Requirements
Within the data that follows, how many lines carry the string "amplitude"? Give the number alone.

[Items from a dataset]
##########

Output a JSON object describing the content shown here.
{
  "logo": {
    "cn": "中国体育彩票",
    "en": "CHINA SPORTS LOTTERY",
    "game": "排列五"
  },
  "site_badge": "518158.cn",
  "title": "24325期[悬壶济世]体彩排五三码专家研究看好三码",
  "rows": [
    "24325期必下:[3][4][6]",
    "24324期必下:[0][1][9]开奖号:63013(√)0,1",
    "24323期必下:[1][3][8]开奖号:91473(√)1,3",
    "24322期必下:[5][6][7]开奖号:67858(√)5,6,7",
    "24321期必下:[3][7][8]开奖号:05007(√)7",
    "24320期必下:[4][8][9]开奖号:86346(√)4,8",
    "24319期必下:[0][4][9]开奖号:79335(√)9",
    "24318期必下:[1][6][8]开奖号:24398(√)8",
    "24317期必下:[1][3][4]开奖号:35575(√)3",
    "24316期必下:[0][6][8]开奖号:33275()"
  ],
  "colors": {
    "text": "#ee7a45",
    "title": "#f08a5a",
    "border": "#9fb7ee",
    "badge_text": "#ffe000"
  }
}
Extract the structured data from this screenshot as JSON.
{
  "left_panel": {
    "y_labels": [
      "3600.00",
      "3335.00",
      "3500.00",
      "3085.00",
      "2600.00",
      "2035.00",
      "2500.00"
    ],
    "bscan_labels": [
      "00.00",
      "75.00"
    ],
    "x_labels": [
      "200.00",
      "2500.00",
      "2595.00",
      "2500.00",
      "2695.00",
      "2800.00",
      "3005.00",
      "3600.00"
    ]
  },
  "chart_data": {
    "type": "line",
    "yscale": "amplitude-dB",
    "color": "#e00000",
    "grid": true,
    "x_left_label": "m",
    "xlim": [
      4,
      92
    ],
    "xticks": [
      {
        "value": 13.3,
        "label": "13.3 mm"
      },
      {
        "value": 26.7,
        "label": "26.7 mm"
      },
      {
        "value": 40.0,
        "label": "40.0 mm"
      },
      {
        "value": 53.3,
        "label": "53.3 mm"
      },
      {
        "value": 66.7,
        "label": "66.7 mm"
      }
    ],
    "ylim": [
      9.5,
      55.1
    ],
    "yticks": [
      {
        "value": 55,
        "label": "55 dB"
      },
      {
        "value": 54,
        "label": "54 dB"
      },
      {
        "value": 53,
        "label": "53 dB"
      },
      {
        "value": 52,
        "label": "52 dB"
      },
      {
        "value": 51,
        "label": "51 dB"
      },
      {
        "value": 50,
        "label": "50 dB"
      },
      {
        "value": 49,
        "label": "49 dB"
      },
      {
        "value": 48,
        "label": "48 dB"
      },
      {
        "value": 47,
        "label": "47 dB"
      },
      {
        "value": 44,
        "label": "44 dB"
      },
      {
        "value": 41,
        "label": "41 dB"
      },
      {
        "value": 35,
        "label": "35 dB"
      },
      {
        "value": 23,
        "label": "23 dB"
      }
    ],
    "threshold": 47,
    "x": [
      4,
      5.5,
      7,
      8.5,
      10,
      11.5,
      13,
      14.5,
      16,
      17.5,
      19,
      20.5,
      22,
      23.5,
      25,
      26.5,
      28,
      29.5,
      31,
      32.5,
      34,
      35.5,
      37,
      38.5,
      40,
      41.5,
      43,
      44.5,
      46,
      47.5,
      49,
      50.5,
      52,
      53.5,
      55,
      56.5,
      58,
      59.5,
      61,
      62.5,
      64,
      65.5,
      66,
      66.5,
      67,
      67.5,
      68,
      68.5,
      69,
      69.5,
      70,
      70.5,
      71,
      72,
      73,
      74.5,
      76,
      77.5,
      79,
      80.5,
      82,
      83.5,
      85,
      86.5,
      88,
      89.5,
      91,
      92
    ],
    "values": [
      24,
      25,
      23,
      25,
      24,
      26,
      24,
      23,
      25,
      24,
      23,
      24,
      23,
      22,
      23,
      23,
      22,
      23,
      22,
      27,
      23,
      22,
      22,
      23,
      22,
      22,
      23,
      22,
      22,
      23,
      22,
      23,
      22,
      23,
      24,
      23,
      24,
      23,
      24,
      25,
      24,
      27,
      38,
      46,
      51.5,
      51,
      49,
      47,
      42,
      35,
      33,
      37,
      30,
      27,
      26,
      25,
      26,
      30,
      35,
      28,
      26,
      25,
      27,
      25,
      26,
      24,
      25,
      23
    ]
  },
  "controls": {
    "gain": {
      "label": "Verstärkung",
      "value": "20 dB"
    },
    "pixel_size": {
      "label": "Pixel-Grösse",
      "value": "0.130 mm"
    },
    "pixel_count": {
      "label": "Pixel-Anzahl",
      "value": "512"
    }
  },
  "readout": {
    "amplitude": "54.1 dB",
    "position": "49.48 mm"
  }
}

##########

Full output
2